Stored data:
--- Begin ---

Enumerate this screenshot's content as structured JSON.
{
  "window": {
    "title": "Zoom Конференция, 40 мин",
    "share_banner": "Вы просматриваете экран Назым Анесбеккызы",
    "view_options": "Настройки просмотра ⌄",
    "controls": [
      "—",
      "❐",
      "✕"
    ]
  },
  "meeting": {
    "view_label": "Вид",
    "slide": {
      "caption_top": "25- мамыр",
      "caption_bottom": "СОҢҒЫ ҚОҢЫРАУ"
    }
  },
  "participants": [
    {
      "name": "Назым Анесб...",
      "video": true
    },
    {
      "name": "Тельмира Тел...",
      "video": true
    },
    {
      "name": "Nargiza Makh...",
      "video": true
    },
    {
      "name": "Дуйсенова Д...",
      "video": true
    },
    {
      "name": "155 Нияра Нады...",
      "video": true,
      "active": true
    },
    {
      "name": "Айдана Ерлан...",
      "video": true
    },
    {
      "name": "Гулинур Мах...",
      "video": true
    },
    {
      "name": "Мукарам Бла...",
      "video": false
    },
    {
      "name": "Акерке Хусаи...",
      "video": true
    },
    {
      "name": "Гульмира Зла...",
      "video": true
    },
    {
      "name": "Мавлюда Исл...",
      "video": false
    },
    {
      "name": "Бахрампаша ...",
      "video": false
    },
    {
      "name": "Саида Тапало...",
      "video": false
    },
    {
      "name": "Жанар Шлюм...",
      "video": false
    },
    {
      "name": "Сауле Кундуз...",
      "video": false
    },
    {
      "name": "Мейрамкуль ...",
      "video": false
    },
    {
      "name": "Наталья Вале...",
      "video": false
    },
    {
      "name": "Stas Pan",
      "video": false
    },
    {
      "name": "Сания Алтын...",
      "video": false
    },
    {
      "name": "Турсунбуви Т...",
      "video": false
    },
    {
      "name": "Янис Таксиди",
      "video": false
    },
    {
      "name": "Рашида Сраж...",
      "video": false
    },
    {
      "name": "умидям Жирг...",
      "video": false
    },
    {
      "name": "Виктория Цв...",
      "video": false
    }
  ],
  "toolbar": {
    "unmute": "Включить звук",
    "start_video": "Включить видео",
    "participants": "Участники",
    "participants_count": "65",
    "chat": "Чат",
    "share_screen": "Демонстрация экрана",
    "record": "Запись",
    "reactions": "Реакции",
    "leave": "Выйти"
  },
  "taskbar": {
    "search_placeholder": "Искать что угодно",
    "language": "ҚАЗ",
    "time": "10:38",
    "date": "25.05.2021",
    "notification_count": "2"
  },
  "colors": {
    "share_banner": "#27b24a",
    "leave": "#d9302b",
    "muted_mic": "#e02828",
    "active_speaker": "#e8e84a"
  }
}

--- End ---

▶ _What is needed_
Write out all records exactly, keeping every detail.

▶ _Answer to the problem_
Enumerate this screenshot's content as structured JSON.
{
  "window": {
    "title": "Zoom Конференция, 40 мин",
    "share_banner": "Вы просматриваете экран Назым Анесбеккызы",
    "view_options": "Настройки просмотра ⌄",
    "controls": [
      "—",
      "❐",
      "✕"
    ]
  },
  "meeting": {
    "view_label": "Вид",
    "slide": {
      "caption_top": "25- мамыр",
      "caption_bottom": "СОҢҒЫ ҚОҢЫРАУ"
    }
  },
  "participants": [
    {
      "name": "Назым Анесб...",
      "video": true
    },
    {
      "name": "Тельмира Тел...",
      "video": true
    },
    {
      "name": "Nargiza Makh...",
      "video": true
    },
    {
      "name": "Дуйсенова Д...",
      "video": true
    },
    {
      "name": "155 Нияра Нады...",
      "video": true,
      "active": true
    },
    {
      "name": "Айдана Ерлан...",
      "video": true
    },
    {
      "name": "Гулинур Мах...",
      "video": true
    },
    {
      "name": "Мукарам Бла...",
      "video": false
    },
    {
      "name": "Акерке Хусаи...",
      "video": true
    },
    {
      "name": "Гульмира Зла...",
      "video": true
    },
    {
      "name": "Мавлюда Исл...",
      "video": false
    },
    {
      "name": "Бахрампаша ...",
      "video": false
    },
    {
      "name": "Саида Тапало...",
      "video": false
    },
    {
      "name": "Жанар Шлюм...",
      "video": false
    },
    {
      "name": "Сауле Кундуз...",
      "video": false
    },
    {
      "name": "Мейрамкуль ...",
      "video": false
    },
    {
      "name": "Наталья Вале...",
      "video": false
    },
    {
      "name": "Stas Pan",
      "video": false
    },
    {
      "name": "Сания Алтын...",
      "video": false
    },
    {
      "name": "Турсунбуви Т...",
      "video": false
    },
    {
      "name": "Янис Таксиди",
      "video": false
    },
    {
      "name": "Рашида Сраж...",
      "video": false
    },
    {
      "name": "умидям Жирг...",
      "video": false
    },
    {
      "name": "Виктория Цв...",
      "video": false
    }
  ],
  "toolbar": {
    "unmute": "Включить звук",
    "start_video": "Включить видео",
    "participants": "Участники",
    "participants_count": "65",
    "chat": "Чат",
    "share_screen": "Демонстрация экрана",
    "record": "Запись",
    "reactions": "Реакции",
    "leave": "Выйти"
  },
  "taskbar": {
    "search_placeholder": "Искать что угодно",
    "language": "ҚАЗ",
    "time": "10:38",
    "date": "25.05.2021",
    "notification_count": "2"
  },
  "colors": {
    "share_banner": "#27b24a",
    "leave": "#d9302b",
    "muted_mic": "#e02828",
    "active_speaker": "#e8e84a"
  }
}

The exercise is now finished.